▸ **Your goal**
Say how many lines hold the string "handle", and nothing more.

▸ **Records**
* * * * * * * * *

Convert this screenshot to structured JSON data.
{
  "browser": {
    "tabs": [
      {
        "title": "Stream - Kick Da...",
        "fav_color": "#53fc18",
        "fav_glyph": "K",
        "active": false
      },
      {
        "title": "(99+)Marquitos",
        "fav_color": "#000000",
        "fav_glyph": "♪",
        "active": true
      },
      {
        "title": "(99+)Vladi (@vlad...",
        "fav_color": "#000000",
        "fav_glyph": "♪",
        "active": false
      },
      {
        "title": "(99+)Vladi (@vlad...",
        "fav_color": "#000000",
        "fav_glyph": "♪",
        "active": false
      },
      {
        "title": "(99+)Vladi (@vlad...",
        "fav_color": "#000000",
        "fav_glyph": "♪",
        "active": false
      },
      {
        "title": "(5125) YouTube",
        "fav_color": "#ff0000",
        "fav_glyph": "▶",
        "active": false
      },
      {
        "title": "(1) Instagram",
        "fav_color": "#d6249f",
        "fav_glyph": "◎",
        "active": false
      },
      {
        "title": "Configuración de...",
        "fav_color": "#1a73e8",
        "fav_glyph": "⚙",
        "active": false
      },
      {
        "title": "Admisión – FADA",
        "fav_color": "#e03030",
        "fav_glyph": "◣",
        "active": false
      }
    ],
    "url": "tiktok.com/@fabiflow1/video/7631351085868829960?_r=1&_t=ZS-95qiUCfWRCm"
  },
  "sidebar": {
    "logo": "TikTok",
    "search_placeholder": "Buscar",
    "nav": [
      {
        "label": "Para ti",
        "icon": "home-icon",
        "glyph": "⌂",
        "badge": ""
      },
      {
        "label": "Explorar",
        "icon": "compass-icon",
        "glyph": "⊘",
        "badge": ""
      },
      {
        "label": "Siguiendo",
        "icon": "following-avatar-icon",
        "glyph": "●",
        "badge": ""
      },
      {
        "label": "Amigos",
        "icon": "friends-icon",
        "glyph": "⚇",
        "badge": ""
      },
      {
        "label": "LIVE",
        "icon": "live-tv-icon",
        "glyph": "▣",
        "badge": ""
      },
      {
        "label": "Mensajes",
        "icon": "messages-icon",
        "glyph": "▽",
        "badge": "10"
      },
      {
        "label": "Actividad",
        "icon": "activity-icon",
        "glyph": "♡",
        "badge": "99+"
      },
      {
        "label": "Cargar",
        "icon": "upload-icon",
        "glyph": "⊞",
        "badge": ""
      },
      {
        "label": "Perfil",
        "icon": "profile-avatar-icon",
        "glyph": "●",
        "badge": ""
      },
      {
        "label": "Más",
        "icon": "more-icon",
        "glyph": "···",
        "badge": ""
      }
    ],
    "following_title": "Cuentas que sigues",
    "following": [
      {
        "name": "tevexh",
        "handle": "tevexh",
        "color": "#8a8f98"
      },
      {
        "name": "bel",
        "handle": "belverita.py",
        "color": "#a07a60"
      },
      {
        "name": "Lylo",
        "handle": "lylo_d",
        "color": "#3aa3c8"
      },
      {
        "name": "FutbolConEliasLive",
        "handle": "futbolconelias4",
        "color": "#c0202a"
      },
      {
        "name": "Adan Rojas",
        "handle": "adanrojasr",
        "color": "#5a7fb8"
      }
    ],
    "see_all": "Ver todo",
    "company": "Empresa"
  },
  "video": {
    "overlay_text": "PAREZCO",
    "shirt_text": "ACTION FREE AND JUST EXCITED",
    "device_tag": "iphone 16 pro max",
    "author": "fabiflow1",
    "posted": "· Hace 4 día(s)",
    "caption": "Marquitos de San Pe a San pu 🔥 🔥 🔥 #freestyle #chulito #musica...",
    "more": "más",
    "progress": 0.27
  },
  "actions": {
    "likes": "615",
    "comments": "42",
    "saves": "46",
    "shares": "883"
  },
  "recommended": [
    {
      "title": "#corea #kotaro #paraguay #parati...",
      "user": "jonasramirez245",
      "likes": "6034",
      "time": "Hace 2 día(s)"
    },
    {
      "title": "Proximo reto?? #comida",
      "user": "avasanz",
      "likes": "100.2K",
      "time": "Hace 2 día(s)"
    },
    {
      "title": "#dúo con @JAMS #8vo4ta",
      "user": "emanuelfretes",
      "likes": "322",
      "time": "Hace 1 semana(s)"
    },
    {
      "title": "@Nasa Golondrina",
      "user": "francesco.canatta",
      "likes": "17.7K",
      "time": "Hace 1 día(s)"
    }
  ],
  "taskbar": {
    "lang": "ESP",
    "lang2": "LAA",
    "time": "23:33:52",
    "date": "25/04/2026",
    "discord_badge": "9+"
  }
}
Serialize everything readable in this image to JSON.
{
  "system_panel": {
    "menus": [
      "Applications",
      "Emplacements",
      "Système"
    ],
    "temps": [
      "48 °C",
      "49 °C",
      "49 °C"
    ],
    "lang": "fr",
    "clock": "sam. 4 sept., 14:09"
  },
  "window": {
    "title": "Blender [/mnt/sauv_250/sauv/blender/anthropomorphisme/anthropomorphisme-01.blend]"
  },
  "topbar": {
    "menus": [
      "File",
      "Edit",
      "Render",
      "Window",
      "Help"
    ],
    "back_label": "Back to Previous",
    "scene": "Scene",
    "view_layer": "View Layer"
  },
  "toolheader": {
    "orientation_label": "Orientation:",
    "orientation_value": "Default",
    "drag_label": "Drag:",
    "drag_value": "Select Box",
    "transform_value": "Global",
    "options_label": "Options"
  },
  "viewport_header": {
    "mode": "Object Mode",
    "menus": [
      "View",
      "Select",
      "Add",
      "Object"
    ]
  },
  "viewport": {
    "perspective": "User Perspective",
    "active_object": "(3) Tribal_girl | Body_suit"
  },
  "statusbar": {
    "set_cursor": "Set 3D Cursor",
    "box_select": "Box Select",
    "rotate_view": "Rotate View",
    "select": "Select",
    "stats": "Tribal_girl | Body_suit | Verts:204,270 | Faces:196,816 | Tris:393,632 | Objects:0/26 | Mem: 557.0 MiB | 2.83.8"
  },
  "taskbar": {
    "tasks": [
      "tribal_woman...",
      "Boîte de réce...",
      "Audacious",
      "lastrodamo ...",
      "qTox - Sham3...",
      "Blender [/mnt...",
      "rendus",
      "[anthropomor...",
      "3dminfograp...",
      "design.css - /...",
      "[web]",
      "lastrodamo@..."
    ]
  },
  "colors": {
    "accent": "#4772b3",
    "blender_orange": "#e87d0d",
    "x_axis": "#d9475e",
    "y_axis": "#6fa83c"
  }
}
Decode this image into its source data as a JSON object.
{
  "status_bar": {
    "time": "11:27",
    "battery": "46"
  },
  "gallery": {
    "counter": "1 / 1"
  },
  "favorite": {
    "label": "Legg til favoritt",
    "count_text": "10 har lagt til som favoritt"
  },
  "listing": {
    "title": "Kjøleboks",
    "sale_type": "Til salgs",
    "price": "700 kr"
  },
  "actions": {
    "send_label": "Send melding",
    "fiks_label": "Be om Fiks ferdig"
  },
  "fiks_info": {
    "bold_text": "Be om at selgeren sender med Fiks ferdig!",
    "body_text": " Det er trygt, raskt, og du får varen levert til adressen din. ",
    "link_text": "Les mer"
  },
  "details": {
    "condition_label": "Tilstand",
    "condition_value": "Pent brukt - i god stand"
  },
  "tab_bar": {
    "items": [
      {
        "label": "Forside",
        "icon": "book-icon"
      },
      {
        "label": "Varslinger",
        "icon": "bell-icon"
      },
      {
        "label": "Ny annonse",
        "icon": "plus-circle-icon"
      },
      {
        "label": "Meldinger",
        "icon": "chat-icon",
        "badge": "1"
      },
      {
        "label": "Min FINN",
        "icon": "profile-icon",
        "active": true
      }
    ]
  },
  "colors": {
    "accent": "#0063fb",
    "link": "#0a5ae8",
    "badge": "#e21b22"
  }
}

* * * * * * * * *

▸ **Written response**
5